Task to carry out
Extract and list every line that contains the word "description".

————

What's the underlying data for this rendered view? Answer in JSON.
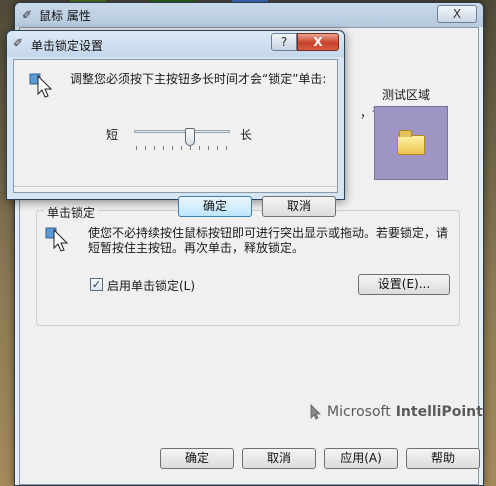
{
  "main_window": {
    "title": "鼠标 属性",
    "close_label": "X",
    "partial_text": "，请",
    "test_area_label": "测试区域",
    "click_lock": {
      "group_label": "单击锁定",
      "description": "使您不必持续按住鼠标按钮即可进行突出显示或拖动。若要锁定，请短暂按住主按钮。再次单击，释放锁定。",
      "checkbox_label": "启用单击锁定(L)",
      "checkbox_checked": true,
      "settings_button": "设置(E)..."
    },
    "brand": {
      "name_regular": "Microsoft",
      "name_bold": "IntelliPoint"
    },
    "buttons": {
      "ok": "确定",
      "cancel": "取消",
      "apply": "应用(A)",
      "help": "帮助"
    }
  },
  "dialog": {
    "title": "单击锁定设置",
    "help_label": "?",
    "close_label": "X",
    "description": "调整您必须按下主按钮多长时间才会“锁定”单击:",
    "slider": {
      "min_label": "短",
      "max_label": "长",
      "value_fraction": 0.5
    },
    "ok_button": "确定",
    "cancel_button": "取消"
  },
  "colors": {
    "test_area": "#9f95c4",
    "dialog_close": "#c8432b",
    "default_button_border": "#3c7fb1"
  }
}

————

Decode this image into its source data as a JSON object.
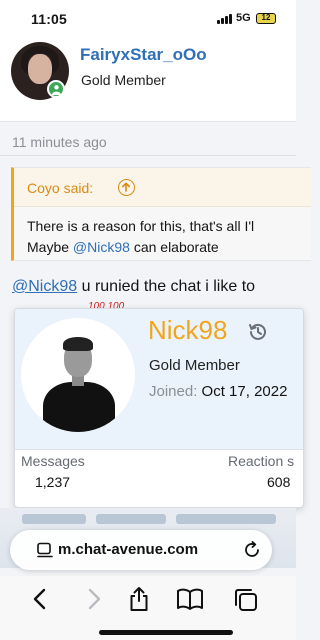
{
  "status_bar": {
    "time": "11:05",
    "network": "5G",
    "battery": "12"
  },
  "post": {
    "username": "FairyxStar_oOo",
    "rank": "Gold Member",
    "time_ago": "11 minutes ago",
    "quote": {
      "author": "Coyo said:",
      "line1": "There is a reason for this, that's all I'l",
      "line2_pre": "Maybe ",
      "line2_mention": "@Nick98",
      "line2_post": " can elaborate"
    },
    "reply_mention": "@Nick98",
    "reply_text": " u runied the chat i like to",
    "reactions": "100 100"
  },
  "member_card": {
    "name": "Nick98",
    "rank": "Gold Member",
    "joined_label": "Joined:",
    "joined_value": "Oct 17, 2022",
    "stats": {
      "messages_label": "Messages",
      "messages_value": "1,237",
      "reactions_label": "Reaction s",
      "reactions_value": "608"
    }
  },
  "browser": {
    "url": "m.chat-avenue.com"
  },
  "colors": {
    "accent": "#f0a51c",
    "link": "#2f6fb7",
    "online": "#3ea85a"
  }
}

————

Reply
      "description": "使您不必持续按住鼠标按钮即可进行突出显示或拖动。若要锁定，请短暂按住主按钮。再次单击，释放锁定。",
    "description": "调整您必须按下主按钮多长时间才会“锁定”单击:",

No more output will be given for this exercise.